EXERCISE TASK — Copy out the records in full, word for word, without pictures.

PROVIDED RECORDS —
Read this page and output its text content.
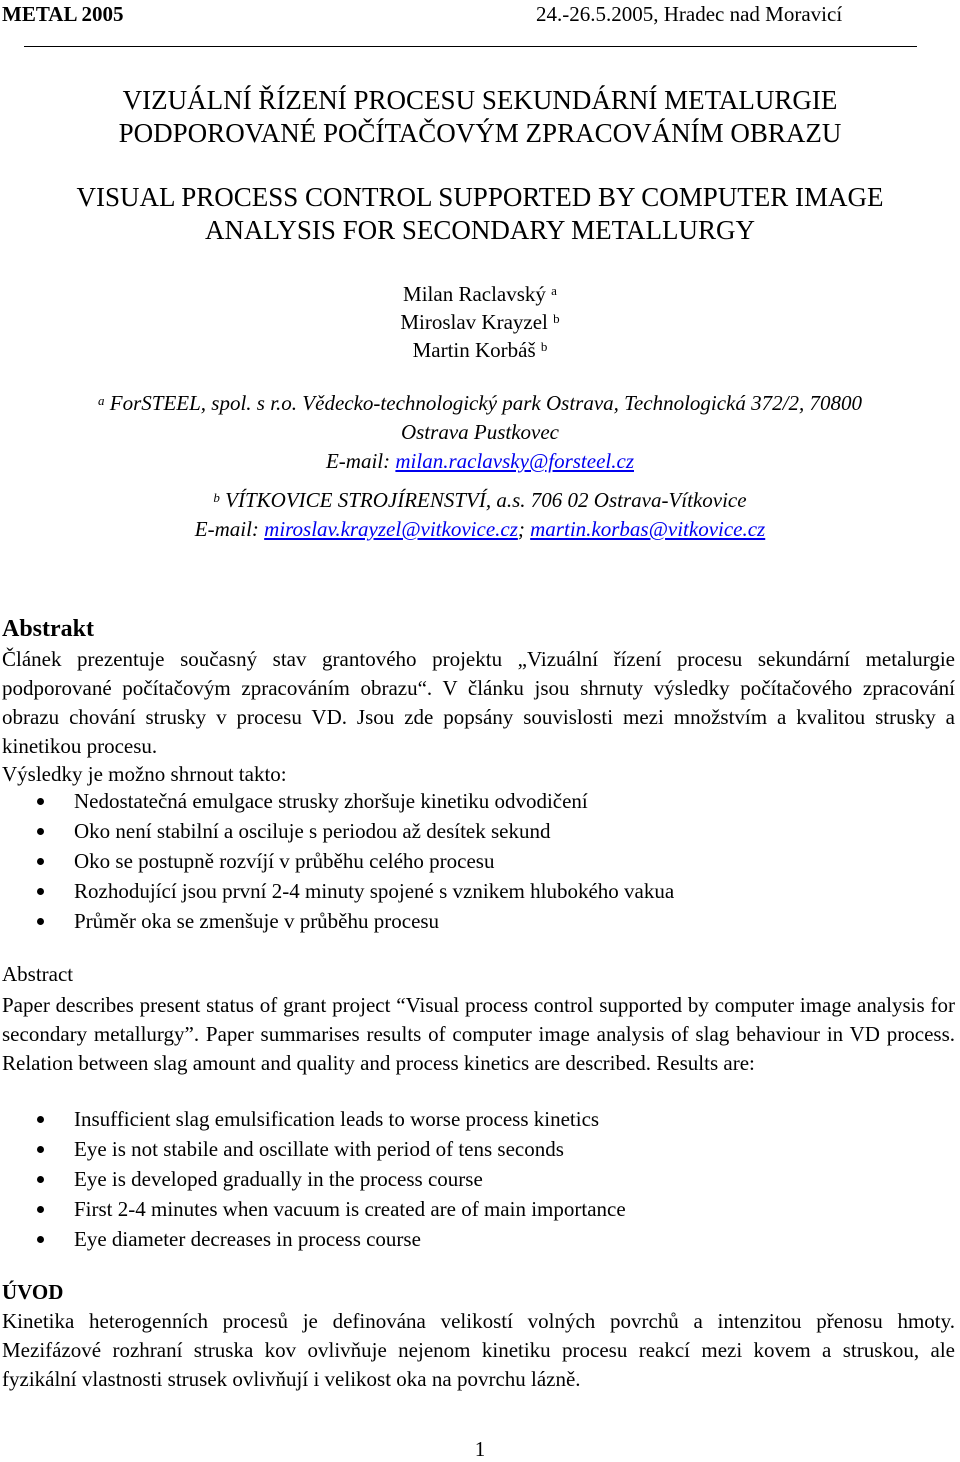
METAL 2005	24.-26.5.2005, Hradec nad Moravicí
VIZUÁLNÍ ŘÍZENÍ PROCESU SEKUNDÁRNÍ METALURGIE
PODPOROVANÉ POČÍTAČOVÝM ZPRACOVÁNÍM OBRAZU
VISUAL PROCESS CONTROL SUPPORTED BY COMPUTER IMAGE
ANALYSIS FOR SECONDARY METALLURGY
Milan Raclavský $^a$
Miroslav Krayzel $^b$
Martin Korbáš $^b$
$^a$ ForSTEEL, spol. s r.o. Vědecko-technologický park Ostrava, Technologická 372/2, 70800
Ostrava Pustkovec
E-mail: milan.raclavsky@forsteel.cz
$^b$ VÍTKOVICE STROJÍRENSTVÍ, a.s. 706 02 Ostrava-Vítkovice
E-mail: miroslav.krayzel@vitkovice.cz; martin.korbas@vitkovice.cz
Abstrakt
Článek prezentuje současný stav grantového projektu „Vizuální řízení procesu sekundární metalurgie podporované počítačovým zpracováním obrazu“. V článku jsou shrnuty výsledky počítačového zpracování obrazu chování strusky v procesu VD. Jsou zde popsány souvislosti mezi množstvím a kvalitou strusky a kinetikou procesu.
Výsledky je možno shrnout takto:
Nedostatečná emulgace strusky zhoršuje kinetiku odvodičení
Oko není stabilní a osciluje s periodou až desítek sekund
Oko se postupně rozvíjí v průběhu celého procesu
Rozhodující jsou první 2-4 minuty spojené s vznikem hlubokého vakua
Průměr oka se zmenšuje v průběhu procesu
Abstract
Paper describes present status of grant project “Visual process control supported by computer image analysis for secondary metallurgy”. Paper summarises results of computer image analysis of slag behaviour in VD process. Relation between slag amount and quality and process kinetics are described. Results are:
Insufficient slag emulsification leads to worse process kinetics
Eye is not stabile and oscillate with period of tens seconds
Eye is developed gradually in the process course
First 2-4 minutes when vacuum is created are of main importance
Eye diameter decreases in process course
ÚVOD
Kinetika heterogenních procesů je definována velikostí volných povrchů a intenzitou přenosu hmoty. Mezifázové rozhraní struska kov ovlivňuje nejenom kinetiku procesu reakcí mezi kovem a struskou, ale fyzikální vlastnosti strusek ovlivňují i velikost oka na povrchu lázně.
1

CORRECT OUTPUT —
Read this page and output its text content.
METAL 2005	24.-26.5.2005, Hradec nad Moravicí
VIZUÁLNÍ ŘÍZENÍ PROCESU SEKUNDÁRNÍ METALURGIE
PODPOROVANÉ POČÍTAČOVÝM ZPRACOVÁNÍM OBRAZU
VISUAL PROCESS CONTROL SUPPORTED BY COMPUTER IMAGE
ANALYSIS FOR SECONDARY METALLURGY
Milan Raclavský $^a$
Miroslav Krayzel $^b$
Martin Korbáš $^b$
$^a$ ForSTEEL, spol. s r.o. Vědecko-technologický park Ostrava, Technologická 372/2, 70800
Ostrava Pustkovec
E-mail: milan.raclavsky@forsteel.cz
$^b$ VÍTKOVICE STROJÍRENSTVÍ, a.s. 706 02 Ostrava-Vítkovice
E-mail: miroslav.krayzel@vitkovice.cz; martin.korbas@vitkovice.cz
Abstrakt
Článek prezentuje současný stav grantového projektu „Vizuální řízení procesu sekundární metalurgie podporované počítačovým zpracováním obrazu“. V článku jsou shrnuty výsledky počítačového zpracování obrazu chování strusky v procesu VD. Jsou zde popsány souvislosti mezi množstvím a kvalitou strusky a kinetikou procesu.
Výsledky je možno shrnout takto:
Nedostatečná emulgace strusky zhoršuje kinetiku odvodičení
Oko není stabilní a osciluje s periodou až desítek sekund
Oko se postupně rozvíjí v průběhu celého procesu
Rozhodující jsou první 2-4 minuty spojené s vznikem hlubokého vakua
Průměr oka se zmenšuje v průběhu procesu
Abstract
Paper describes present status of grant project “Visual process control supported by computer image analysis for secondary metallurgy”. Paper summarises results of computer image analysis of slag behaviour in VD process. Relation between slag amount and quality and process kinetics are described. Results are:
Insufficient slag emulsification leads to worse process kinetics
Eye is not stabile and oscillate with period of tens seconds
Eye is developed gradually in the process course
First 2-4 minutes when vacuum is created are of main importance
Eye diameter decreases in process course
ÚVOD
Kinetika heterogenních procesů je definována velikostí volných povrchů a intenzitou přenosu hmoty. Mezifázové rozhraní struska kov ovlivňuje nejenom kinetiku procesu reakcí mezi kovem a struskou, ale fyzikální vlastnosti strusek ovlivňují i velikost oka na povrchu lázně.
1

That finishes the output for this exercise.